Tuesday, August 21, 2012

Yeasted Rugelach


Last week I looked for a challenge in the kitchen.  Sometimes it's the easiest place for me to conquer fears of the unknown. Unlike the rest of my life, especially as a mother- where every day can feel unchartered. Parenting, in my world, is an all consuming venture and sometimes my confidence wanes. I'm doing my best, but still feel like I'm winging it.  It's hard to relax and not think that I must certainly be messing up, falling short, or maybe even overdoing it.


I thumbed through Ruth's Box, looking for a project for distraction.  Something I could immerse myself in while Roman was preoccupied with his cars and trucks one morning.  I seized the moment purely for my own enjoyment. Ruth's box contained three rugelach recipes, the "little twist" cookies of Jewish Ashkenazic origin.  One called for a cream cheese dough, the other, sour cream.  The third intrigued me the most-- a neatly typed version of Libby Hillman's Yeasted Rugelach recipe from her 1963 cookbook Lessons in Gourmet Cooking.  By the way Ruth had loosely copied down her recipe, I could tell she was no new-comer to baking rugelach.  I pictured her rolling these effortlessly.  At first I was a little intimidated.  I wanted someone to show me, someone to work along side.  Kind of how I feel in parenting sometimes.  But I devised my own plan. 


I divided the dough into three balls, wrapping each in plastic wrap.  Ruth had noted that the dough would last up to three days, so I decided to bake one small batch per day and give myself time to improve.  (The dough also improved over time.) By the third day I was rolling the supple dough without it sticking to the counter or to my hands.  I could sense the right amount of filling, and exactly how long they should bake.  By then the cookies were exactly to my liking.  It felt good to have mastered them.  And who knows.  Maybe over time I will come to feel the same sense of mastery about parenting.

Yeasted Rugelach with Apricot, Almond and Chocolate Filling
Adapted from Libby Hillman's recipe

This recipe called for a sugar/cinnamon/nut filling, more like the authentic rugelach found in New York City.  I adapted the filling to my own cravings using apricot jam, slivered almonds and chocolate chunks, and making these rugelach are pretty irresistible.

§ Aim of the task
Decide whether each statement agrees with the rugelach post, answering yes or no and quoting the words that decide it. 1. Ruth's box held three rugelach recipes. 2. The dough was split into four balls. 3. The adapted filling uses sugar and cinnamon.

§ Collected data
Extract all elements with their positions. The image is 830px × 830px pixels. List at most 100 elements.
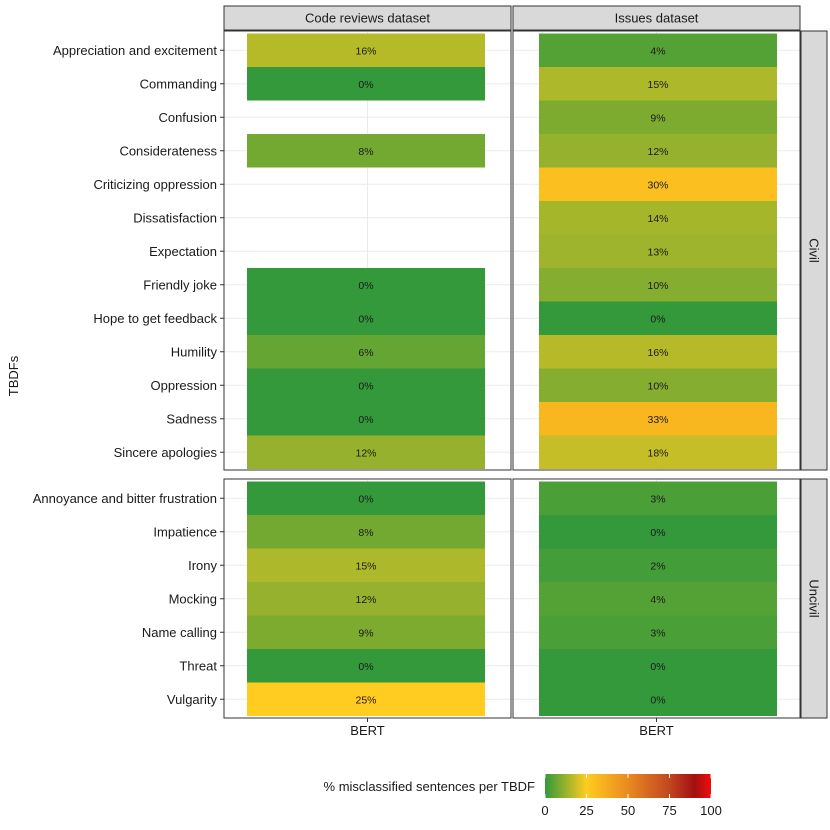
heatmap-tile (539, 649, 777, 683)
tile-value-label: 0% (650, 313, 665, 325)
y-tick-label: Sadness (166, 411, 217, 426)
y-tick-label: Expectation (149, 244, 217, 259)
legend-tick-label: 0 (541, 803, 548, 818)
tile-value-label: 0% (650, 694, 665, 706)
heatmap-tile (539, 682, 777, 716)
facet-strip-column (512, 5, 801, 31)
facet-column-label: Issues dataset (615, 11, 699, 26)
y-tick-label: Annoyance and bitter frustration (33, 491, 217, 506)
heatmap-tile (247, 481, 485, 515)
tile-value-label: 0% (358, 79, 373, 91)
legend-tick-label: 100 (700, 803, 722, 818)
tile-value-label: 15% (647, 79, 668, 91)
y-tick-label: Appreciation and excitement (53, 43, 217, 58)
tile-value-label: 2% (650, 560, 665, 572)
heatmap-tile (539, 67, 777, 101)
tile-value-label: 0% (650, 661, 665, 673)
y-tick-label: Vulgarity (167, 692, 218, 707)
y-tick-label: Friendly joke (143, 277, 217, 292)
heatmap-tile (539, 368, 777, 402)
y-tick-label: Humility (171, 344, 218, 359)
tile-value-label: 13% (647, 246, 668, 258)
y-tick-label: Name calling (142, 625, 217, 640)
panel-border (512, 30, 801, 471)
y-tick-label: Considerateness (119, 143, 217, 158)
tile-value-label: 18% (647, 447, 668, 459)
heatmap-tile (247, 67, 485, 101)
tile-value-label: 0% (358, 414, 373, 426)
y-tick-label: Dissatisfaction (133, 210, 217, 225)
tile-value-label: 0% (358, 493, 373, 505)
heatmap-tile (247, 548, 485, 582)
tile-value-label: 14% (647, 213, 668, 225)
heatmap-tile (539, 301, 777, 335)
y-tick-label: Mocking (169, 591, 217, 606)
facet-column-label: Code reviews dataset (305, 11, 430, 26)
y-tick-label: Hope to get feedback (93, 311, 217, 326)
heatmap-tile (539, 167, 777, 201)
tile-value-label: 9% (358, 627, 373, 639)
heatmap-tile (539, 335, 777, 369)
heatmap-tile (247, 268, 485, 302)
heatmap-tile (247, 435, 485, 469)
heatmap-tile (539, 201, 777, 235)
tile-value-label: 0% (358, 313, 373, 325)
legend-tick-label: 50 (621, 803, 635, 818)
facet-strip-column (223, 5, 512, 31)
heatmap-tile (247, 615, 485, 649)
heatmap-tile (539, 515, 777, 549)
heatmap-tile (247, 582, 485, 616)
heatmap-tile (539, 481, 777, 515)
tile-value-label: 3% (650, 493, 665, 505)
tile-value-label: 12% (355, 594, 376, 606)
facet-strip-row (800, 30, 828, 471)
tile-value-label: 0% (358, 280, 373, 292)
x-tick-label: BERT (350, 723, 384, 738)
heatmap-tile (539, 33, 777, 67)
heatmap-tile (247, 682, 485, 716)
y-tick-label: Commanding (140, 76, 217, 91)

§ Result
1. Yes: "Ruth's box contained three rugelach recipes"
2. No: "I divided the dough into three balls"
3. No: "I adapted the filling to my own cravings using apricot jam, slivered almonds and chocolate chunks"